(CHALLENGE): Show all lines holding the string "TradingView".

· · · ·

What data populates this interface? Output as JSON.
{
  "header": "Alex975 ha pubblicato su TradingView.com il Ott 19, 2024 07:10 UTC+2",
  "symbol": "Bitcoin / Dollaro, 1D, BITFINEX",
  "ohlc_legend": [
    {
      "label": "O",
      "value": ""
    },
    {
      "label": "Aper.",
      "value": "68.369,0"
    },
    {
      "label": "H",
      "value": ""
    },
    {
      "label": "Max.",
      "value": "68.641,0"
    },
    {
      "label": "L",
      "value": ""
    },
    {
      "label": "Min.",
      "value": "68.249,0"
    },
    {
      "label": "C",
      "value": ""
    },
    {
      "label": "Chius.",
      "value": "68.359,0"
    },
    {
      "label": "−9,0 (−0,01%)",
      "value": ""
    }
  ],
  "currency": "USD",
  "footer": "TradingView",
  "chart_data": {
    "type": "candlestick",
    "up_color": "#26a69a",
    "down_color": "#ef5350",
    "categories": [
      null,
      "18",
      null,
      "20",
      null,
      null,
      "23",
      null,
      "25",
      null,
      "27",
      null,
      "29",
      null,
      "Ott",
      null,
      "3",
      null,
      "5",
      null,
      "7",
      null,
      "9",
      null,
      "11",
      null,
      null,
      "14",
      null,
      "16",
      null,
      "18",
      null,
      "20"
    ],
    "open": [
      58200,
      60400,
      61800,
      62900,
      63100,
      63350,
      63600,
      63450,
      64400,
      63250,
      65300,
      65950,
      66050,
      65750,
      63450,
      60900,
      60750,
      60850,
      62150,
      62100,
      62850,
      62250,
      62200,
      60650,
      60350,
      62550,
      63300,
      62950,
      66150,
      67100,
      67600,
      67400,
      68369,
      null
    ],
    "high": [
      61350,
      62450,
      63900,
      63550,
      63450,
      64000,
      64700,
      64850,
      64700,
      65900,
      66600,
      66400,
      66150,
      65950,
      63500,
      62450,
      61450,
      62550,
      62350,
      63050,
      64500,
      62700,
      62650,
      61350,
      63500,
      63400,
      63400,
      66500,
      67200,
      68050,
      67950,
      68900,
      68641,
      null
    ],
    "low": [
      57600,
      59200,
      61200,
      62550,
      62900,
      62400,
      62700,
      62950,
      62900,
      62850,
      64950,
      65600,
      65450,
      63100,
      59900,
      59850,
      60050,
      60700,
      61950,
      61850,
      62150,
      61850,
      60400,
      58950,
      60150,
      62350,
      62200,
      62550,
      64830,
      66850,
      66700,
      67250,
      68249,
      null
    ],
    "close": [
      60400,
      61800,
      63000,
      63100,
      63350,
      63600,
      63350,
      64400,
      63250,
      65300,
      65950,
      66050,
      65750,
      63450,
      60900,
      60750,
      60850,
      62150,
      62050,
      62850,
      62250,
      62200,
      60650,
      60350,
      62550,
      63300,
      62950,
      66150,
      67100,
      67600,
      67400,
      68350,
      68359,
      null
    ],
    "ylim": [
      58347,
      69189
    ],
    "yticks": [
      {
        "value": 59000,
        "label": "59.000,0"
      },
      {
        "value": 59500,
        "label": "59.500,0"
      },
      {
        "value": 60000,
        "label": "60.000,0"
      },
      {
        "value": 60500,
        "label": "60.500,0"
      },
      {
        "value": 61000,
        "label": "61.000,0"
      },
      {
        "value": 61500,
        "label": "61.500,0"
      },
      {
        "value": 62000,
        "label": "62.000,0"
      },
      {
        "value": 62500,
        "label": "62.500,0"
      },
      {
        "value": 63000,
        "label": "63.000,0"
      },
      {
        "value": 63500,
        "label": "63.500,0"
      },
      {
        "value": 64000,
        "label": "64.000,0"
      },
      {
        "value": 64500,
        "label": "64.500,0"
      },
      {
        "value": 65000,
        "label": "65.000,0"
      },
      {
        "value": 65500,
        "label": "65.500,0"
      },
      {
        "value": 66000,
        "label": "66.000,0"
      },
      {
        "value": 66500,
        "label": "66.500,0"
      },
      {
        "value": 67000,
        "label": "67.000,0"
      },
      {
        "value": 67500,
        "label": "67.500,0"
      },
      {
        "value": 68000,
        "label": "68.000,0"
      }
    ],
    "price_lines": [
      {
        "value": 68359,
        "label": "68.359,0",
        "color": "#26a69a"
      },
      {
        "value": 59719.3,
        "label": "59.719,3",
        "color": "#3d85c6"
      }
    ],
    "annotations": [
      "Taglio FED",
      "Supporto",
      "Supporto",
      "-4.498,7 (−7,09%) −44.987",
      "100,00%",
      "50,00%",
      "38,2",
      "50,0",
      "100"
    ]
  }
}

· · · ·

(RESULT OF THIS EXERCISE):
  "header": "Alex975 ha pubblicato su TradingView.com il Ott 19, 2024 07:10 UTC+2",
  "footer": "TradingView",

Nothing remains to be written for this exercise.